* _Challenge_: Identify all lines of the data containing the string "text" and copy them.
►
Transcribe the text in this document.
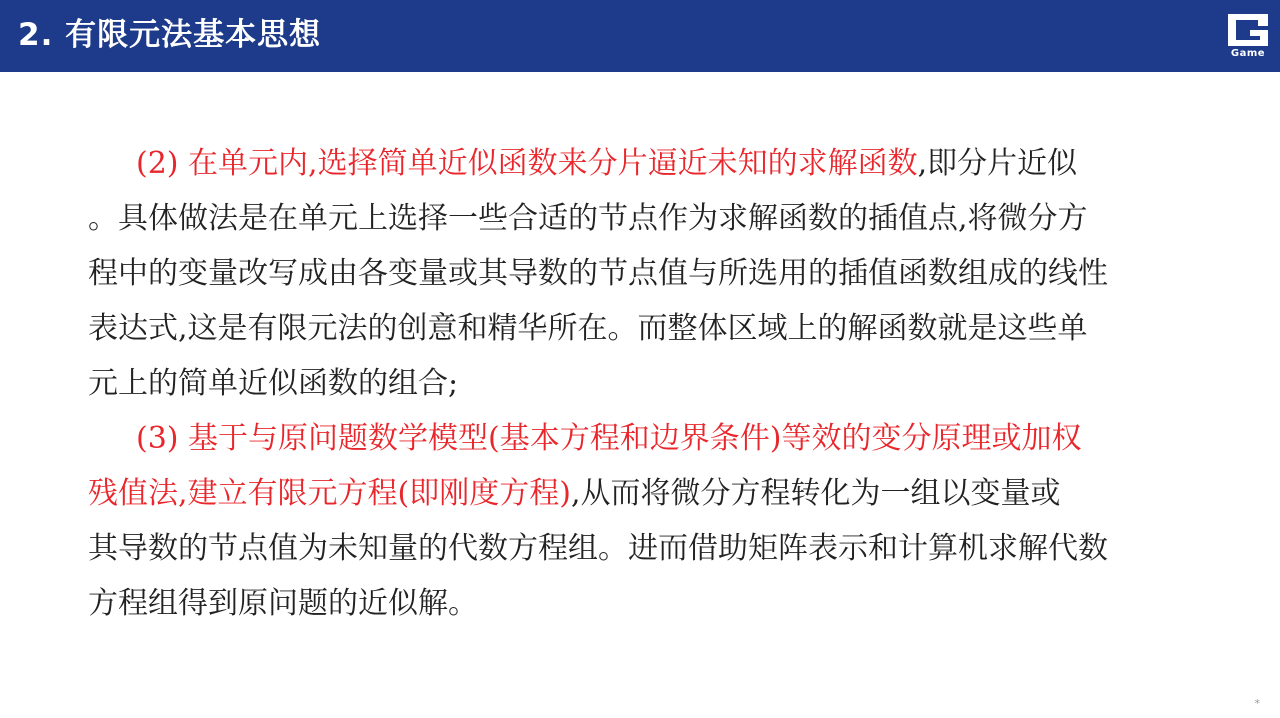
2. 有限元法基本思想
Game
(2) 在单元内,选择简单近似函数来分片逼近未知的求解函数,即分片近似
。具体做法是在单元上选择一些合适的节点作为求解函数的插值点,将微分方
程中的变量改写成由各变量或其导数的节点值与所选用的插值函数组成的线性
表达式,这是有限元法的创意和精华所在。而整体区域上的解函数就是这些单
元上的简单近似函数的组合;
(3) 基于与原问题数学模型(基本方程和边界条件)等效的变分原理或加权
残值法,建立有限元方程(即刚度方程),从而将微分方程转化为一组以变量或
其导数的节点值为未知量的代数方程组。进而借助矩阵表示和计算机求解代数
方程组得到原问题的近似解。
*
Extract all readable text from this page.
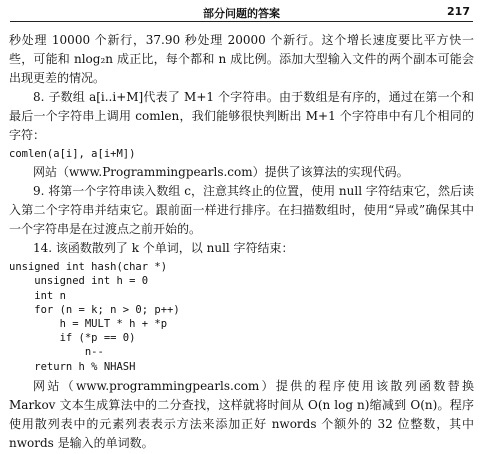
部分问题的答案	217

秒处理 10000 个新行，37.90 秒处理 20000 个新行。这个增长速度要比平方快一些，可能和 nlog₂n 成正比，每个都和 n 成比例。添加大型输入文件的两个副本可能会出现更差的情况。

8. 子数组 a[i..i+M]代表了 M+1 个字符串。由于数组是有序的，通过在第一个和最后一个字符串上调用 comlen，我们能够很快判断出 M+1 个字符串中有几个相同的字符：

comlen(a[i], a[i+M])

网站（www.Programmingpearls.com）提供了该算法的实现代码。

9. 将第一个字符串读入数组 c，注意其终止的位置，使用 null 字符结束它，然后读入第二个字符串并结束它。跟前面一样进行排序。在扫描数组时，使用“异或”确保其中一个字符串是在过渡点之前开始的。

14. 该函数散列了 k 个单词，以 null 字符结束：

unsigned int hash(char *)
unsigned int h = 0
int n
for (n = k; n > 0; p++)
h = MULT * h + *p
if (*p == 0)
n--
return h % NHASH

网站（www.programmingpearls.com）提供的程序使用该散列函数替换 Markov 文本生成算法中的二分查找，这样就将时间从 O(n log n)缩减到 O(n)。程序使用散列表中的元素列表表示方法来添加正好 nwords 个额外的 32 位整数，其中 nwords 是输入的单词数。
◄
* _Output of the task_:
Transcribe the text in this document.
Extract all readable text from this page.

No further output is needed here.